◆ Work required:
Copy all the material below, exactly as it stands.

◆ Provided entries:
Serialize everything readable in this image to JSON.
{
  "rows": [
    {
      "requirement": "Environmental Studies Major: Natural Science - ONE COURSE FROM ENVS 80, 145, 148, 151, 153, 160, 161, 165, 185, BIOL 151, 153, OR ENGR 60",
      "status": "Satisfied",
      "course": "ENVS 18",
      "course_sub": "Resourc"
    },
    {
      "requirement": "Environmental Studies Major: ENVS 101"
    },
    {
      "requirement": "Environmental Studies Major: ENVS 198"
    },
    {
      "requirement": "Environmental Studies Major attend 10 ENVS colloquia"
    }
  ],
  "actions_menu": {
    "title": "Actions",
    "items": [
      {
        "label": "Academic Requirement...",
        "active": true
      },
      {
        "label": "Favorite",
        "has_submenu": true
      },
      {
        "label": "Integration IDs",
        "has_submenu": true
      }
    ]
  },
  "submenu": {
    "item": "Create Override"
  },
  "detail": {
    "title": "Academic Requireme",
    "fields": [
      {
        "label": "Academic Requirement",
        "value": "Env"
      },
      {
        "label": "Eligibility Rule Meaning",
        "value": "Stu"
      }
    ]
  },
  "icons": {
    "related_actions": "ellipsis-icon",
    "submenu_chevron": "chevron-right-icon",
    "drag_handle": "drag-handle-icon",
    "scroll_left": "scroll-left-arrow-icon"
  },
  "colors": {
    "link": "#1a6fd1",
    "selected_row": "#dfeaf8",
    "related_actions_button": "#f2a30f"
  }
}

◆ Expected output:
Serialize everything readable in this image to JSON.
{
  "rows": [
    {
      "requirement": "Environmental Studies Major: Natural Science - ONE COURSE FROM ENVS 80, 145, 148, 151, 153, 160, 161, 165, 185, BIOL 151, 153, OR ENGR 60",
      "status": "Satisfied",
      "course": "ENVS 18",
      "course_sub": "Resourc"
    },
    {
      "requirement": "Environmental Studies Major: ENVS 101"
    },
    {
      "requirement": "Environmental Studies Major: ENVS 198"
    },
    {
      "requirement": "Environmental Studies Major attend 10 ENVS colloquia"
    }
  ],
  "actions_menu": {
    "title": "Actions",
    "items": [
      {
        "label": "Academic Requirement...",
        "active": true
      },
      {
        "label": "Favorite",
        "has_submenu": true
      },
      {
        "label": "Integration IDs",
        "has_submenu": true
      }
    ]
  },
  "submenu": {
    "item": "Create Override"
  },
  "detail": {
    "title": "Academic Requireme",
    "fields": [
      {
        "label": "Academic Requirement",
        "value": "Env"
      },
      {
        "label": "Eligibility Rule Meaning",
        "value": "Stu"
      }
    ]
  },
  "icons": {
    "related_actions": "ellipsis-icon",
    "submenu_chevron": "chevron-right-icon",
    "drag_handle": "drag-handle-icon",
    "scroll_left": "scroll-left-arrow-icon"
  },
  "colors": {
    "link": "#1a6fd1",
    "selected_row": "#dfeaf8",
    "related_actions_button": "#f2a30f"
  }
}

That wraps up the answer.